▸ **Exercise aim**:
The records should be repeated word for word, pictures excluded.
-- Start of Records supplied --
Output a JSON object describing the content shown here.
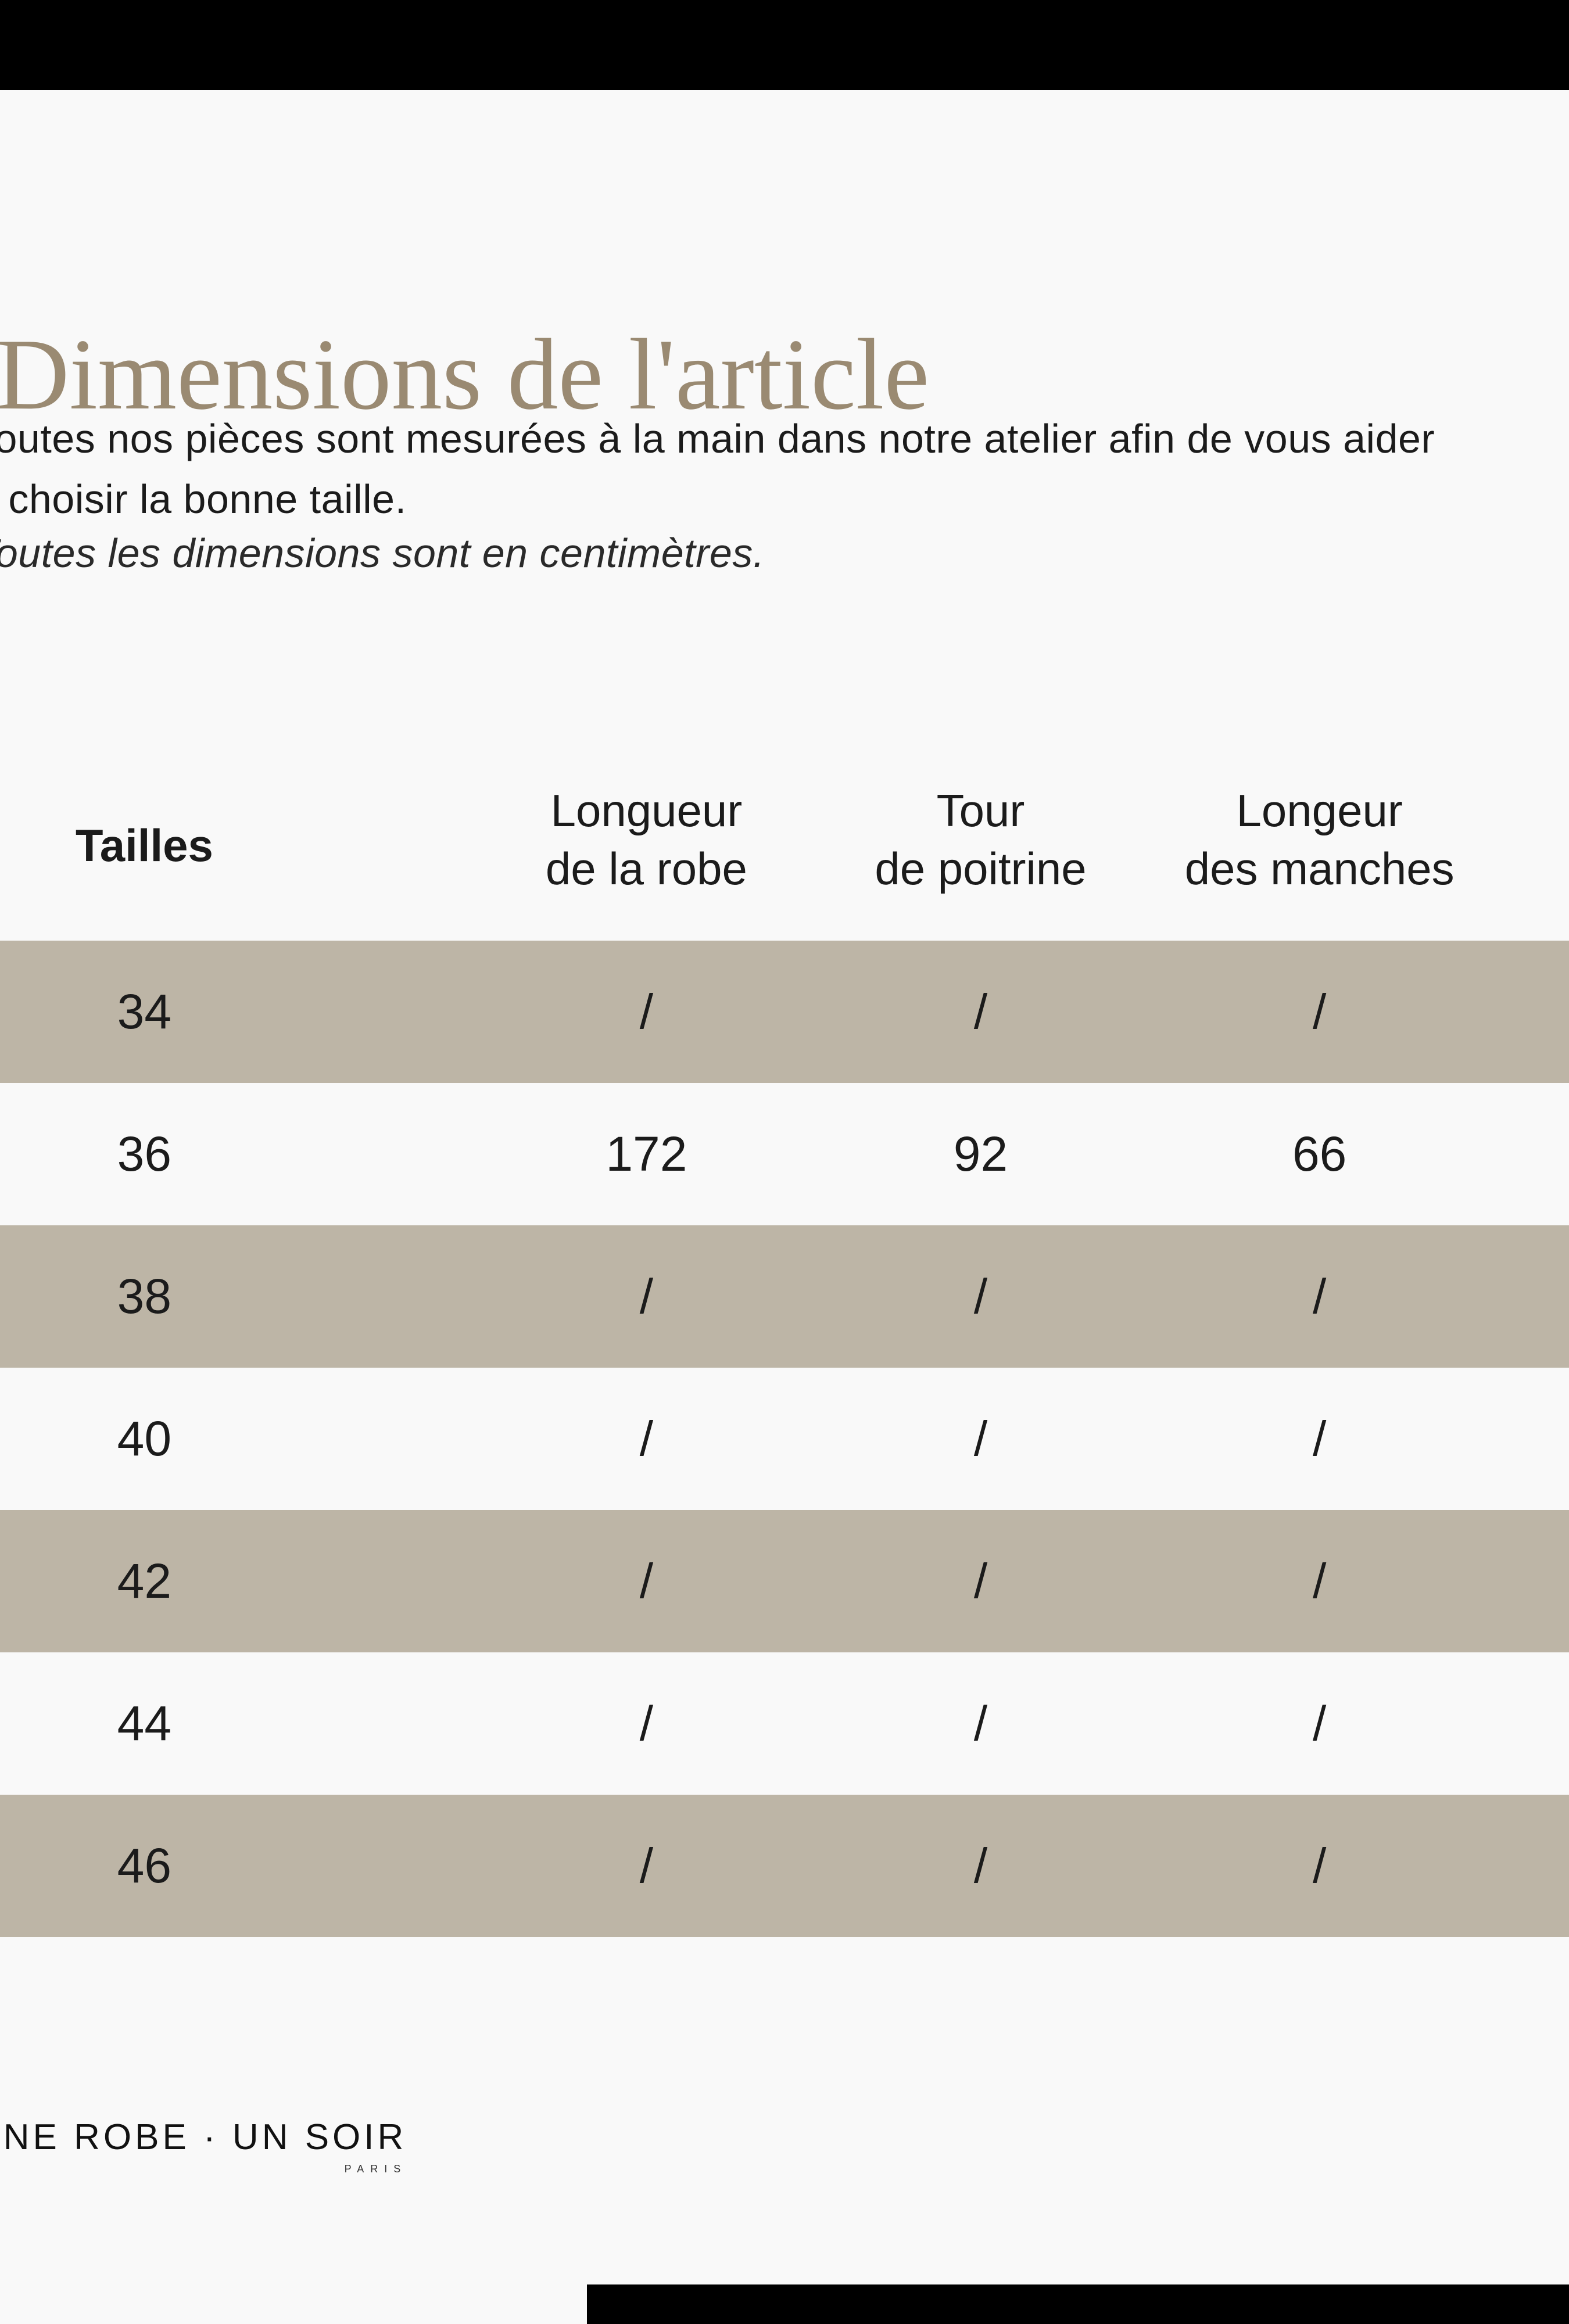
{
  "page": {
    "background_color": "#f9f9f9",
    "edge_bar_color": "#000000",
    "accent_color": "#9a8a72",
    "row_highlight_color": "#bdb5a6"
  },
  "title": {
    "text": "Dimensions de l'article"
  },
  "intro": {
    "line1": "Toutes nos pièces sont mesurées à la main dans notre atelier afin de vous aider",
    "line2": "à choisir la bonne taille.",
    "note": "Toutes les dimensions sont en centimètres."
  },
  "size_table": {
    "unit": "centimètres",
    "columns": [
      {
        "label": "Tailles",
        "label2": ""
      },
      {
        "label": "Longueur",
        "label2": "de la robe"
      },
      {
        "label": "Tour",
        "label2": "de poitrine"
      },
      {
        "label": "Longeur",
        "label2": "des manches"
      }
    ],
    "rows": [
      {
        "size": "34",
        "dress_length": "/",
        "chest": "/",
        "sleeves": "/"
      },
      {
        "size": "36",
        "dress_length": "172",
        "chest": "92",
        "sleeves": "66"
      },
      {
        "size": "38",
        "dress_length": "/",
        "chest": "/",
        "sleeves": "/"
      },
      {
        "size": "40",
        "dress_length": "/",
        "chest": "/",
        "sleeves": "/"
      },
      {
        "size": "42",
        "dress_length": "/",
        "chest": "/",
        "sleeves": "/"
      },
      {
        "size": "44",
        "dress_length": "/",
        "chest": "/",
        "sleeves": "/"
      },
      {
        "size": "46",
        "dress_length": "/",
        "chest": "/",
        "sleeves": "/"
      }
    ]
  },
  "footer": {
    "brand": "UNE ROBE · UN SOIR",
    "city": "PARIS"
  }
}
-- End of Records supplied --
▸ **Task result**:
Output a JSON object describing the content shown here.
{
  "page": {
    "background_color": "#f9f9f9",
    "edge_bar_color": "#000000",
    "accent_color": "#9a8a72",
    "row_highlight_color": "#bdb5a6"
  },
  "title": {
    "text": "Dimensions de l'article"
  },
  "intro": {
    "line1": "Toutes nos pièces sont mesurées à la main dans notre atelier afin de vous aider",
    "line2": "à choisir la bonne taille.",
    "note": "Toutes les dimensions sont en centimètres."
  },
  "size_table": {
    "unit": "centimètres",
    "columns": [
      {
        "label": "Tailles",
        "label2": ""
      },
      {
        "label": "Longueur",
        "label2": "de la robe"
      },
      {
        "label": "Tour",
        "label2": "de poitrine"
      },
      {
        "label": "Longeur",
        "label2": "des manches"
      }
    ],
    "rows": [
      {
        "size": "34",
        "dress_length": "/",
        "chest": "/",
        "sleeves": "/"
      },
      {
        "size": "36",
        "dress_length": "172",
        "chest": "92",
        "sleeves": "66"
      },
      {
        "size": "38",
        "dress_length": "/",
        "chest": "/",
        "sleeves": "/"
      },
      {
        "size": "40",
        "dress_length": "/",
        "chest": "/",
        "sleeves": "/"
      },
      {
        "size": "42",
        "dress_length": "/",
        "chest": "/",
        "sleeves": "/"
      },
      {
        "size": "44",
        "dress_length": "/",
        "chest": "/",
        "sleeves": "/"
      },
      {
        "size": "46",
        "dress_length": "/",
        "chest": "/",
        "sleeves": "/"
      }
    ]
  },
  "footer": {
    "brand": "UNE ROBE · UN SOIR",
    "city": "PARIS"
  }
}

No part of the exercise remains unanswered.